--- Begin Material shown ---

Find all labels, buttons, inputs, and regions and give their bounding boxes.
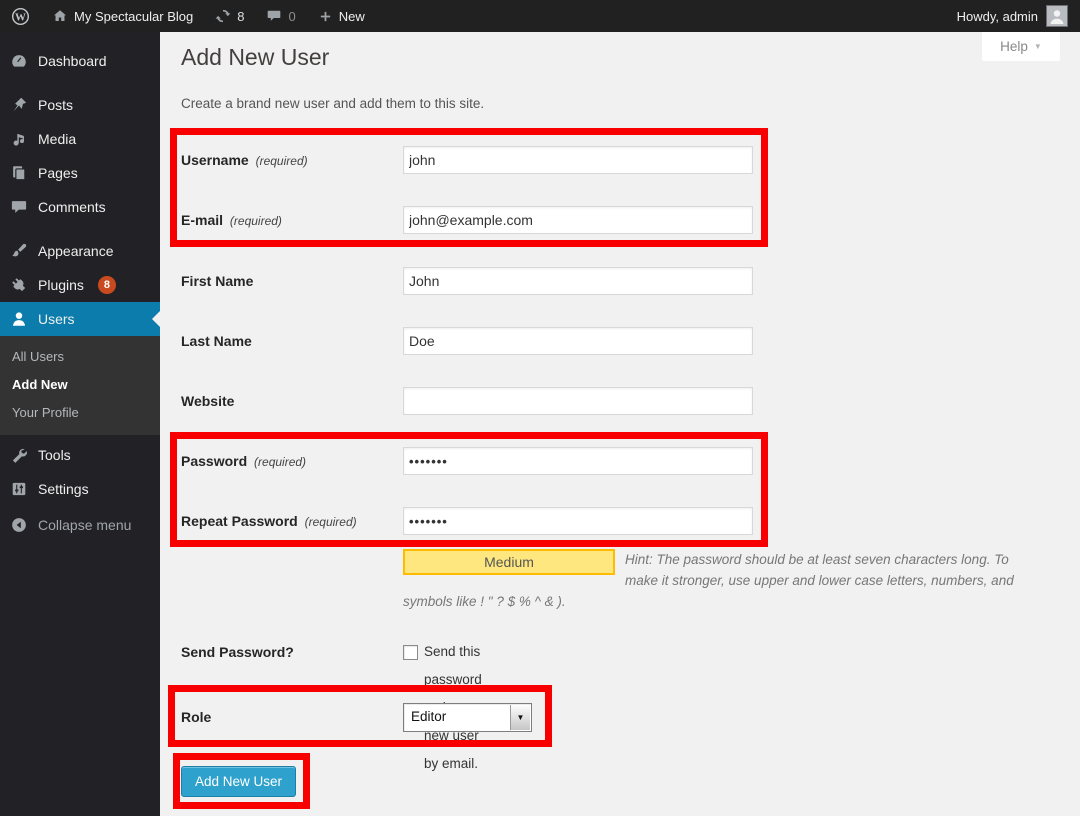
site-name: My Spectacular Blog [74, 9, 193, 24]
svg-text:W: W [15, 11, 26, 23]
updates-button[interactable]: 8 [204, 0, 255, 32]
comments-button[interactable]: 0 [255, 0, 306, 32]
repeat-password-label: Repeat Password (required) [181, 507, 396, 536]
sidebar-item-label: Comments [38, 199, 106, 215]
submenu-item-all-users[interactable]: All Users [0, 343, 160, 371]
avatar [1046, 5, 1068, 27]
sidebar-item-label: Plugins [38, 277, 84, 293]
repeat-password-field[interactable] [403, 507, 753, 535]
wordpress-logo-icon: W [11, 7, 30, 26]
password-hint-area: Medium Hint: The password should be at l… [403, 549, 1037, 612]
comment-bubble-icon [9, 197, 29, 217]
sidebar-item-label: Tools [38, 447, 71, 463]
website-label: Website [181, 387, 396, 415]
help-tab[interactable]: Help ▼ [982, 32, 1060, 61]
page-subtitle: Create a brand new user and add them to … [181, 96, 484, 111]
sidebar-item-settings[interactable]: Settings [0, 472, 160, 506]
sidebar-item-dashboard[interactable]: Dashboard [0, 44, 160, 78]
home-icon [52, 8, 68, 24]
chevron-down-icon: ▼ [1034, 42, 1042, 51]
sidebar-item-comments[interactable]: Comments [0, 190, 160, 224]
user-icon [9, 309, 29, 329]
first-name-field[interactable] [403, 267, 753, 295]
wordpress-menu-button[interactable]: W [0, 0, 41, 32]
email-label: E-mail (required) [181, 206, 396, 235]
new-content-button[interactable]: New [307, 0, 376, 32]
dashboard-gauge-icon [9, 51, 29, 71]
admin-bar: W My Spectacular Blog 8 0 [0, 0, 1080, 32]
main-content: Help ▼ Add New User Create a brand new u… [160, 32, 1080, 816]
update-count: 8 [237, 9, 244, 24]
sidebar-item-label: Users [38, 311, 75, 327]
website-field[interactable] [403, 387, 753, 415]
select-arrow-icon: ▼ [510, 705, 530, 730]
submenu-item-your-profile[interactable]: Your Profile [0, 399, 160, 427]
username-input[interactable] [403, 146, 753, 174]
admin-sidebar: Dashboard Posts Media Pag [0, 32, 160, 816]
send-password-label: Send Password? [181, 638, 396, 666]
plugins-update-badge: 8 [98, 276, 116, 294]
sidebar-item-plugins[interactable]: Plugins 8 [0, 268, 160, 302]
role-selected-value: Editor [411, 704, 446, 729]
sidebar-item-pages[interactable]: Pages [0, 156, 160, 190]
page-title: Add New User [181, 44, 329, 71]
sliders-icon [9, 479, 29, 499]
update-icon [215, 8, 231, 24]
sidebar-item-appearance[interactable]: Appearance [0, 234, 160, 268]
last-name-label: Last Name [181, 327, 396, 355]
password-label: Password (required) [181, 447, 396, 476]
sidebar-item-label: Posts [38, 97, 73, 113]
pages-icon [9, 163, 29, 183]
plus-icon [318, 9, 333, 24]
pushpin-icon [9, 95, 29, 115]
users-submenu: All Users Add New Your Profile [0, 336, 160, 435]
email-field[interactable] [403, 206, 753, 234]
sidebar-item-collapse-menu[interactable]: Collapse menu [0, 508, 160, 542]
sidebar-item-tools[interactable]: Tools [0, 438, 160, 472]
first-name-label: First Name [181, 267, 396, 295]
howdy-text: Howdy, admin [957, 9, 1038, 24]
send-password-checkbox[interactable] [403, 645, 418, 660]
username-label: Username (required) [181, 146, 396, 175]
collapse-circle-icon [9, 515, 29, 535]
role-select[interactable]: Editor ▼ [403, 703, 532, 732]
site-name-link[interactable]: My Spectacular Blog [41, 0, 204, 32]
wrench-icon [9, 445, 29, 465]
new-label: New [339, 9, 365, 24]
password-strength-meter: Medium [403, 549, 615, 575]
account-menu[interactable]: Howdy, admin [957, 5, 1080, 27]
add-new-user-button[interactable]: Add New User [181, 766, 296, 797]
sidebar-item-label: Pages [38, 165, 78, 181]
last-name-field[interactable] [403, 327, 753, 355]
media-note-icon [9, 129, 29, 149]
sidebar-item-label: Dashboard [38, 53, 107, 69]
sidebar-item-label: Appearance [38, 243, 114, 259]
sidebar-item-label: Media [38, 131, 76, 147]
help-label: Help [1000, 39, 1028, 54]
comment-count: 0 [288, 9, 295, 24]
sidebar-item-media[interactable]: Media [0, 122, 160, 156]
sidebar-item-label: Settings [38, 481, 89, 497]
sidebar-item-label: Collapse menu [38, 517, 131, 533]
comments-bubble-icon [266, 8, 282, 24]
sidebar-item-posts[interactable]: Posts [0, 88, 160, 122]
password-field[interactable] [403, 447, 753, 475]
role-label: Role [181, 703, 396, 731]
current-menu-arrow [152, 311, 160, 327]
plug-icon [9, 275, 29, 295]
sidebar-item-users[interactable]: Users [0, 302, 160, 336]
paintbrush-icon [9, 241, 29, 261]
submenu-item-add-new[interactable]: Add New [0, 371, 160, 399]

--- End Material shown ---

- [Aim]: How many lines of the entries contain the string "arrow"? Reply with the number alone.

- [Exercise solution]: 2